* **Exercise objective**
Every entry needs to be reproduced exactly.

(Saved data entries)
-------------------------
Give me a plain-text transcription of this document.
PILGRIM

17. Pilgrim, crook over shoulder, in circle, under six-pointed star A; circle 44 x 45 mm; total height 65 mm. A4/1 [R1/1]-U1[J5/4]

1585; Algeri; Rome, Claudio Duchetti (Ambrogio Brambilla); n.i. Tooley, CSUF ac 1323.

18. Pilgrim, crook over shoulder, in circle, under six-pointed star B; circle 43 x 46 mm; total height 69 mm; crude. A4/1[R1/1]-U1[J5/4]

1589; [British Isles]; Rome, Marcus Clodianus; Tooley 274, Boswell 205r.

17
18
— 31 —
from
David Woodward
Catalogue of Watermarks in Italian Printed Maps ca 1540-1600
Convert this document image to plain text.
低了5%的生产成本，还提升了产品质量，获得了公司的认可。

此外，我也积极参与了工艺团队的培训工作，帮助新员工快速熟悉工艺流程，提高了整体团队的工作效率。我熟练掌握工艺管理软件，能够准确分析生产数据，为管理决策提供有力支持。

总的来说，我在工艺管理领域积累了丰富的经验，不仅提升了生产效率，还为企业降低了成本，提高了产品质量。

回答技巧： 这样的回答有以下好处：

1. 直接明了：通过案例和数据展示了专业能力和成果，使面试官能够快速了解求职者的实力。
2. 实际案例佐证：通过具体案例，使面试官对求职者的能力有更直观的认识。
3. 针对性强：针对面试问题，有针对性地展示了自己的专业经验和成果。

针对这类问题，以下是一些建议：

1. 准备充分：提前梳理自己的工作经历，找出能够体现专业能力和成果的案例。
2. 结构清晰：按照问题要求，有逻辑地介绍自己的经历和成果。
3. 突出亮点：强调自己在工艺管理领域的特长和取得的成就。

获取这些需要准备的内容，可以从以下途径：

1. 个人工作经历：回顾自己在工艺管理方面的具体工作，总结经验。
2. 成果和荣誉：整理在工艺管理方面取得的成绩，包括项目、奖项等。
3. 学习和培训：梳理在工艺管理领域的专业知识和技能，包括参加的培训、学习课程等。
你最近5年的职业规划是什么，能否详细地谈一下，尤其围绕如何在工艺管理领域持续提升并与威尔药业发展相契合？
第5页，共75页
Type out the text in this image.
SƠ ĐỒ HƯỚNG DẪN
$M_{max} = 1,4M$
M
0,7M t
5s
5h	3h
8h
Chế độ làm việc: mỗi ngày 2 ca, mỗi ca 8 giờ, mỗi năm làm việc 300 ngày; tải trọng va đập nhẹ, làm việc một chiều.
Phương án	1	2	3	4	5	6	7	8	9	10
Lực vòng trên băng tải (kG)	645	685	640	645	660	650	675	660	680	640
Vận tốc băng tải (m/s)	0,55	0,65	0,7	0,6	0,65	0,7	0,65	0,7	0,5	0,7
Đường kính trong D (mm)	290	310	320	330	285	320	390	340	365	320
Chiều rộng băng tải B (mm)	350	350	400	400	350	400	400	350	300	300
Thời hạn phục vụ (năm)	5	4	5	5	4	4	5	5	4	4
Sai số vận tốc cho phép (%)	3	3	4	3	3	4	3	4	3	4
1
-------------------------
* **Response**
Give me a plain-text transcription of this document.
PILGRIM

17. Pilgrim, crook over shoulder, in circle, under six-pointed star A; circle 44 x 45 mm; total height 65 mm. A4/1 [R1/1]-U1[J5/4]

1585; Algeri; Rome, Claudio Duchetti (Ambrogio Brambilla); n.i. Tooley, CSUF ac 1323.

18. Pilgrim, crook over shoulder, in circle, under six-pointed star B; circle 43 x 46 mm; total height 69 mm; crude. A4/1[R1/1]-U1[J5/4]

1589; [British Isles]; Rome, Marcus Clodianus; Tooley 274, Boswell 205r.

17
18
— 31 —
from
David Woodward
Catalogue of Watermarks in Italian Printed Maps ca 1540-1600
Convert this document image to plain text.
低了5%的生产成本，还提升了产品质量，获得了公司的认可。

此外，我也积极参与了工艺团队的培训工作，帮助新员工快速熟悉工艺流程，提高了整体团队的工作效率。我熟练掌握工艺管理软件，能够准确分析生产数据，为管理决策提供有力支持。

总的来说，我在工艺管理领域积累了丰富的经验，不仅提升了生产效率，还为企业降低了成本，提高了产品质量。

回答技巧： 这样的回答有以下好处：

1. 直接明了：通过案例和数据展示了专业能力和成果，使面试官能够快速了解求职者的实力。
2. 实际案例佐证：通过具体案例，使面试官对求职者的能力有更直观的认识。
3. 针对性强：针对面试问题，有针对性地展示了自己的专业经验和成果。

针对这类问题，以下是一些建议：

1. 准备充分：提前梳理自己的工作经历，找出能够体现专业能力和成果的案例。
2. 结构清晰：按照问题要求，有逻辑地介绍自己的经历和成果。
3. 突出亮点：强调自己在工艺管理领域的特长和取得的成就。

获取这些需要准备的内容，可以从以下途径：

1. 个人工作经历：回顾自己在工艺管理方面的具体工作，总结经验。
2. 成果和荣誉：整理在工艺管理方面取得的成绩，包括项目、奖项等。
3. 学习和培训：梳理在工艺管理领域的专业知识和技能，包括参加的培训、学习课程等。
你最近5年的职业规划是什么，能否详细地谈一下，尤其围绕如何在工艺管理领域持续提升并与威尔药业发展相契合？
第5页，共75页
Type out the text in this image.
SƠ ĐỒ HƯỚNG DẪN
$M_{max} = 1,4M$
M
0,7M t
5s
5h	3h
8h
Chế độ làm việc: mỗi ngày 2 ca, mỗi ca 8 giờ, mỗi năm làm việc 300 ngày; tải trọng va đập nhẹ, làm việc một chiều.
Phương án	1	2	3	4	5	6	7	8	9	10
Lực vòng trên băng tải (kG)	645	685	640	645	660	650	675	660	680	640
Vận tốc băng tải (m/s)	0,55	0,65	0,7	0,6	0,65	0,7	0,65	0,7	0,5	0,7
Đường kính trong D (mm)	290	310	320	330	285	320	390	340	365	320
Chiều rộng băng tải B (mm)	350	350	400	400	350	400	400	350	300	300
Thời hạn phục vụ (năm)	5	4	5	5	4	4	5	5	4	4
Sai số vận tốc cho phép (%)	3	3	4	3	3	4	3	4	3	4
1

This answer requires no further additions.